Data entries
Start

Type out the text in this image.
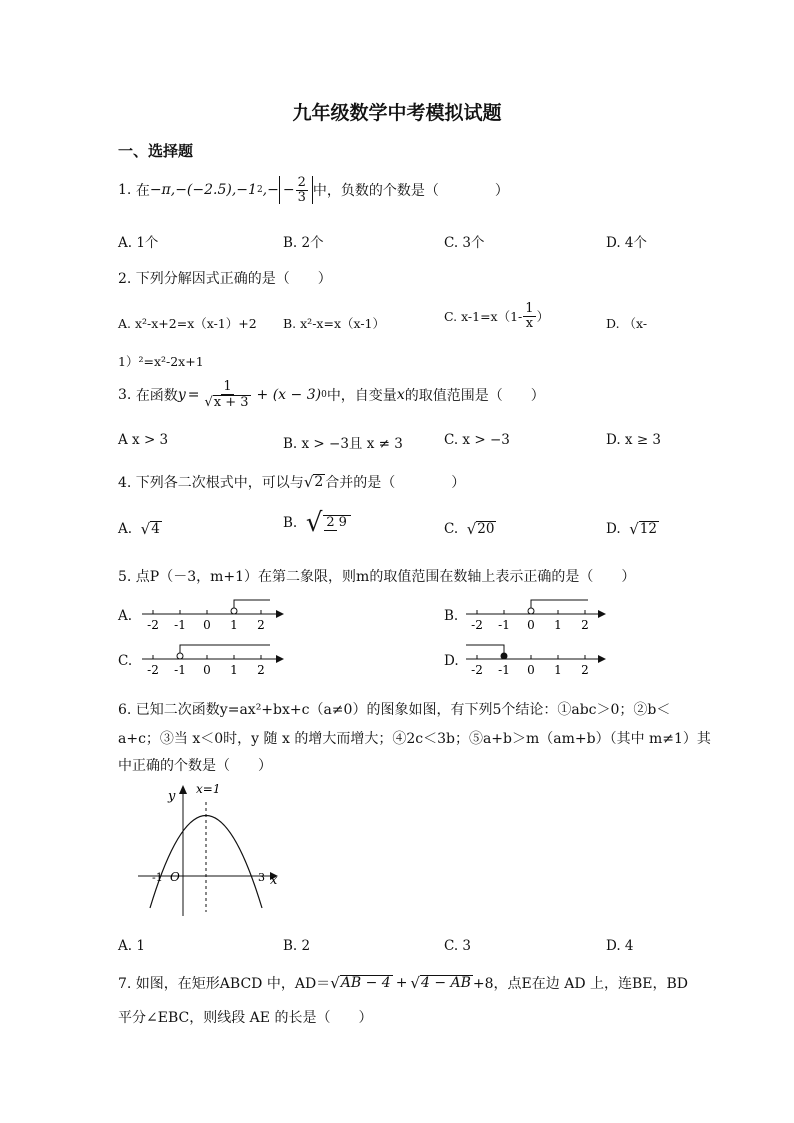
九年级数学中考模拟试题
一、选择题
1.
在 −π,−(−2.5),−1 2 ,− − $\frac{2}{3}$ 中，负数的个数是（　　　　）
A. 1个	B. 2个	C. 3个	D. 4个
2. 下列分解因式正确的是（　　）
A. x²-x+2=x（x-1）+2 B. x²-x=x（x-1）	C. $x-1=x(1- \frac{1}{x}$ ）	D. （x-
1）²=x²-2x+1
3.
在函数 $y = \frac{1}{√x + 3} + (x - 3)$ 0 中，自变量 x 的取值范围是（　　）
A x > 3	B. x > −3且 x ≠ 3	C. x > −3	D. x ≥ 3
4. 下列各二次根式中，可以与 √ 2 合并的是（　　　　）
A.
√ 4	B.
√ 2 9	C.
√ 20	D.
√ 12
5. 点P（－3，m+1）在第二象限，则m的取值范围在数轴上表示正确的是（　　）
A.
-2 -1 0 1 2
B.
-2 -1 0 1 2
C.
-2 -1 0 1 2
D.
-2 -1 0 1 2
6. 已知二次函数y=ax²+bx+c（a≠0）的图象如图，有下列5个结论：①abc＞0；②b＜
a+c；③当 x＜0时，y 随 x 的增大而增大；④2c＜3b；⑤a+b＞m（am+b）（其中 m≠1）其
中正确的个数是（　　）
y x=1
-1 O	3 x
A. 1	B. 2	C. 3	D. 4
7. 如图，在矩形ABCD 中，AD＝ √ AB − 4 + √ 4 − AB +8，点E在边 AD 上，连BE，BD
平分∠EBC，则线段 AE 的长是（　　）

End
Start

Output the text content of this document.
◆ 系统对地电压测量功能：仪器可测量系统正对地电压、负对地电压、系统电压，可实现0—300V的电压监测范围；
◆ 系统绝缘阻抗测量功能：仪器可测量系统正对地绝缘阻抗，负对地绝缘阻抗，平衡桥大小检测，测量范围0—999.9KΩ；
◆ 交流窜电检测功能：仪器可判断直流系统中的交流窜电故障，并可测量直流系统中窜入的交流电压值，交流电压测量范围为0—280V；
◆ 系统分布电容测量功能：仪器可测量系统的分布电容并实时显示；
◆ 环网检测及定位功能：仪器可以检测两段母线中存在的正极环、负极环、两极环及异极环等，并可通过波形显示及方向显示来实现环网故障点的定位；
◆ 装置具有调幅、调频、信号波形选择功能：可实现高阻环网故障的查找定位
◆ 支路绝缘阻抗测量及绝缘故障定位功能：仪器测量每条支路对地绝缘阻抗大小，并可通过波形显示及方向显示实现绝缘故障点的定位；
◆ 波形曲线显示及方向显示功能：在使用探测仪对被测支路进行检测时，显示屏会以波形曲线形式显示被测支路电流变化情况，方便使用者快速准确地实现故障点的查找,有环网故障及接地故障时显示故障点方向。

End

WRITTEN REQUEST. In the entries above, identify every line with the word "this". Copy those lines.

CORRECT RESULT.
Type out the text in this image.
Output the text content of this document.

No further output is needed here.